[START]

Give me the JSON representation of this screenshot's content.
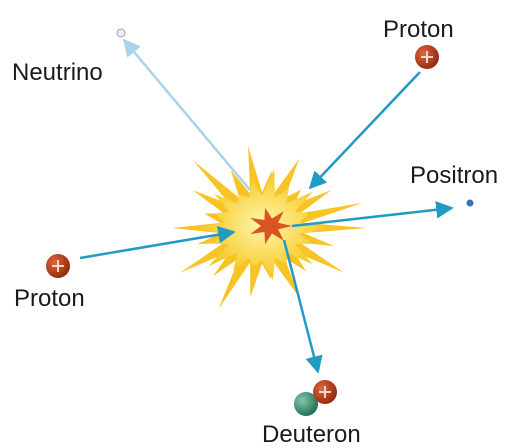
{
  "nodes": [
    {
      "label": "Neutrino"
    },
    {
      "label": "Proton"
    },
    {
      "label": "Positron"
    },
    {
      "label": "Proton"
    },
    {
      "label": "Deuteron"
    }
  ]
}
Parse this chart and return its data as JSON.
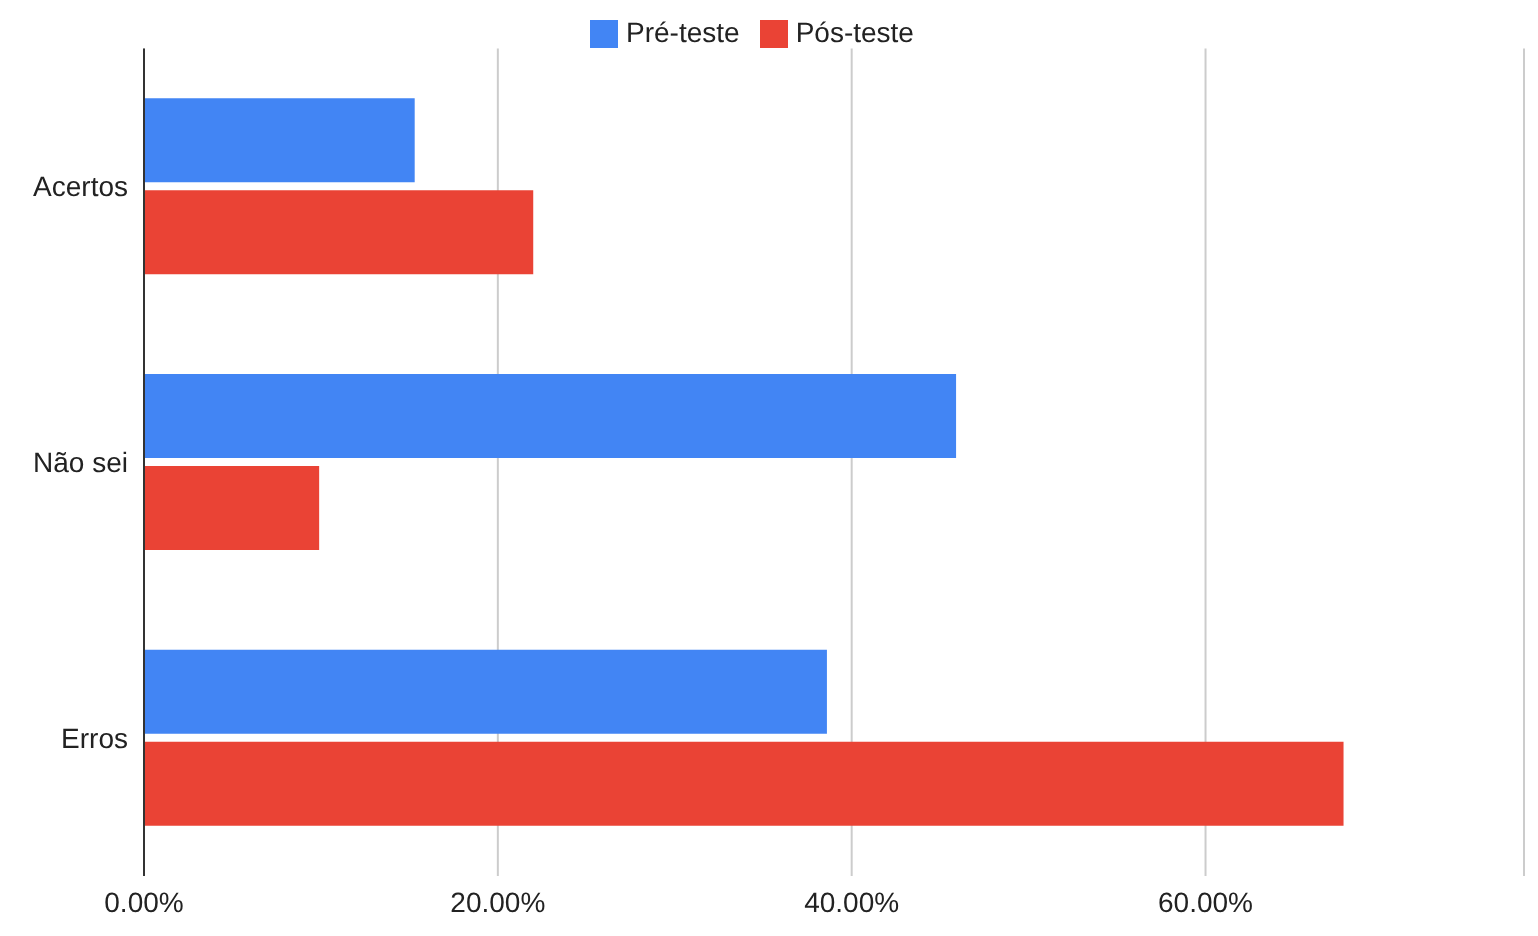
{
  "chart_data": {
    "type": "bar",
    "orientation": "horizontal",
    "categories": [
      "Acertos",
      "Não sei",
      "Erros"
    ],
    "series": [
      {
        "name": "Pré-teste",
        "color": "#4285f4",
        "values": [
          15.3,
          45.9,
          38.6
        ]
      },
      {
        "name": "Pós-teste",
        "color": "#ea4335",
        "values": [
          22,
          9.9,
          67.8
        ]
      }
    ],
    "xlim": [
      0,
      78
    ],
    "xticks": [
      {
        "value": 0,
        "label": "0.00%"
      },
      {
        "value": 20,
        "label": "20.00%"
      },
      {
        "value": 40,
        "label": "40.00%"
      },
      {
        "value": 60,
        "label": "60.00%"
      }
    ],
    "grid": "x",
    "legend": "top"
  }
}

[END]

## What is asked
Copy, from the material, each line that holds the string "label".

## Reply to the task
      "label": "Neutrino"
      "label": "Proton"
      "label": "Positron"
      "label": "Proton"
      "label": "Deuteron"
        "label": "0.00%"
        "label": "20.00%"
        "label": "40.00%"
        "label": "60.00%"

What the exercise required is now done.